§ Task statement
Copy out the lines that have "voreingestellten" in them.

§ Information given
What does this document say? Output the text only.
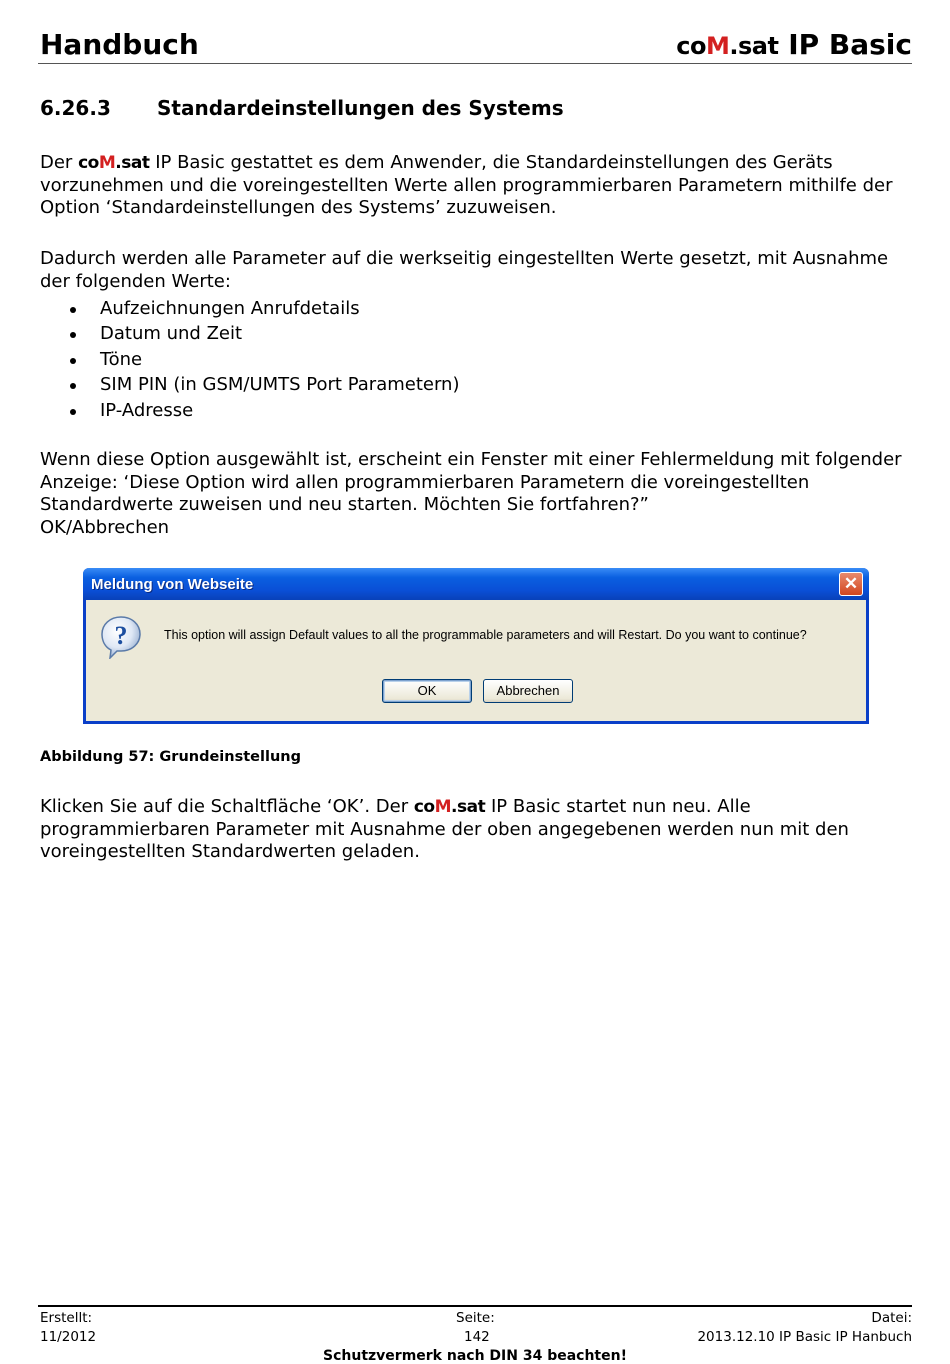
Handbuch	coM.sat IP Basic
6.26.3 Standardeinstellungen des Systems

Der coM.sat IP Basic gestattet es dem Anwender, die Standardeinstellungen des Geräts vorzunehmen und die voreingestellten Werte allen programmierbaren Parametern mithilfe der Option ‘Standardeinstellungen des Systems’ zuzuweisen.

Dadurch werden alle Parameter auf die werkseitig eingestellten Werte gesetzt, mit Ausnahme der folgenden Werte:

Aufzeichnungen Anrufdetails
Datum und Zeit
Töne
SIM PIN (in GSM/UMTS Port Parametern)
IP-Adresse

Wenn diese Option ausgewählt ist, erscheint ein Fenster mit einer Fehlermeldung mit folgender Anzeige: ‘Diese Option wird allen programmierbaren Parametern die voreingestellten Standardwerte zuweisen und neu starten. Möchten Sie fortfahren?”
OK/Abbrechen

Meldung von Webseite	✕
?	This option will assign Default values to all the programmable parameters and will Restart. Do you want to continue?
OK	Abbrechen
Abbildung 57: Grundeinstellung

Klicken Sie auf die Schaltfläche ‘OK’. Der coM.sat IP Basic startet nun neu. Alle programmierbaren Parameter mit Ausnahme der oben angegebenen werden nun mit den voreingestellten Standardwerten geladen.

Erstellt:
11/2012
Seite:
142
Datei:
2013.12.10 IP Basic IP Hanbuch
Schutzvermerk nach DIN 34 beachten!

§ Result below
Der coM.sat IP Basic gestattet es dem Anwender, die Standardeinstellungen des Geräts vorzunehmen und die voreingestellten Werte allen programmierbaren Parametern mithilfe der Option ‘Standardeinstellungen des Systems’ zuzuweisen.
Wenn diese Option ausgewählt ist, erscheint ein Fenster mit einer Fehlermeldung mit folgender Anzeige: ‘Diese Option wird allen programmierbaren Parametern die voreingestellten Standardwerte zuweisen und neu starten. Möchten Sie fortfahren?”
Klicken Sie auf die Schaltfläche ‘OK’. Der coM.sat IP Basic startet nun neu. Alle programmierbaren Parameter mit Ausnahme der oben angegebenen werden nun mit den voreingestellten Standardwerten geladen.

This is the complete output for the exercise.